[Saved entries]

------------------------------------

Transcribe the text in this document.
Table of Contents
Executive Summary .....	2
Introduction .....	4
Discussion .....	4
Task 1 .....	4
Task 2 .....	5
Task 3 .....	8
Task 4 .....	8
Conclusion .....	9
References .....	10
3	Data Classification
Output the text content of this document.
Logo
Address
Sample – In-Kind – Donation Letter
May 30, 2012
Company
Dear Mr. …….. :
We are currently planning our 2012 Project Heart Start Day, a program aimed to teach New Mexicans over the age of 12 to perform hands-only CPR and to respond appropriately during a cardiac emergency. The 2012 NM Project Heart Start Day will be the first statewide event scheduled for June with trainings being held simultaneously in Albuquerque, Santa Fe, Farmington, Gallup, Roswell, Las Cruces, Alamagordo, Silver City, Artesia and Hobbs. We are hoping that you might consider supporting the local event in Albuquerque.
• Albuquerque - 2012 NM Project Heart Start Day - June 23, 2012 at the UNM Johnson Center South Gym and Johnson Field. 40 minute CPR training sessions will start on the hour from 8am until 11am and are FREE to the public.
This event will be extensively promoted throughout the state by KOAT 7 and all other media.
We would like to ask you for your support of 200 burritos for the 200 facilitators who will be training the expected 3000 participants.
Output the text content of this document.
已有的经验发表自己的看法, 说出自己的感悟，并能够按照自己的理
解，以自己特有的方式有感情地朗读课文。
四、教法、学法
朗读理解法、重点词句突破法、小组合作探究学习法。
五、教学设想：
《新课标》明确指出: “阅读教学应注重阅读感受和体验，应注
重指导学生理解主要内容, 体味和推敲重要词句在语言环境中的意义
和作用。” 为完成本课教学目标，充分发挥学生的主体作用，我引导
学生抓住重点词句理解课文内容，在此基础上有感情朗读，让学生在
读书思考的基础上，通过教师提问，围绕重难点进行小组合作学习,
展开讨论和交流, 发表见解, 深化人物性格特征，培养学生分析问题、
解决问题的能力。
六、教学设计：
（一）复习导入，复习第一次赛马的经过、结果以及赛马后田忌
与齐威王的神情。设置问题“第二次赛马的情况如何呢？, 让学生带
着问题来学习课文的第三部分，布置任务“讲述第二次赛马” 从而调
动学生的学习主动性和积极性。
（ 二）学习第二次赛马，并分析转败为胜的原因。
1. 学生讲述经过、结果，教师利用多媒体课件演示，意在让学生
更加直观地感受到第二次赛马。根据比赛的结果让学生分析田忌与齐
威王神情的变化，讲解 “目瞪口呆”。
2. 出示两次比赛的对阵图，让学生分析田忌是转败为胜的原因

------------------------------------

Find the lines containing "Albuquerque" and list every one of them.

We are currently planning our 2012 Project Heart Start Day, a program aimed to teach New Mexicans over the age of 12 to perform hands-only CPR and to respond appropriately during a cardiac emergency. The 2012 NM Project Heart Start Day will be the first statewide event scheduled for June with trainings being held simultaneously in Albuquerque, Santa Fe, Farmington, Gallup, Roswell, Las Cruces, Alamagordo, Silver City, Artesia and Hobbs. We are hoping that you might consider supporting the local event in Albuquerque.
• Albuquerque - 2012 NM Project Heart Start Day - June 23, 2012 at the UNM Johnson Center South Gym and Johnson Field. 40 minute CPR training sessions will start on the hour from 8am until 11am and are FREE to the public.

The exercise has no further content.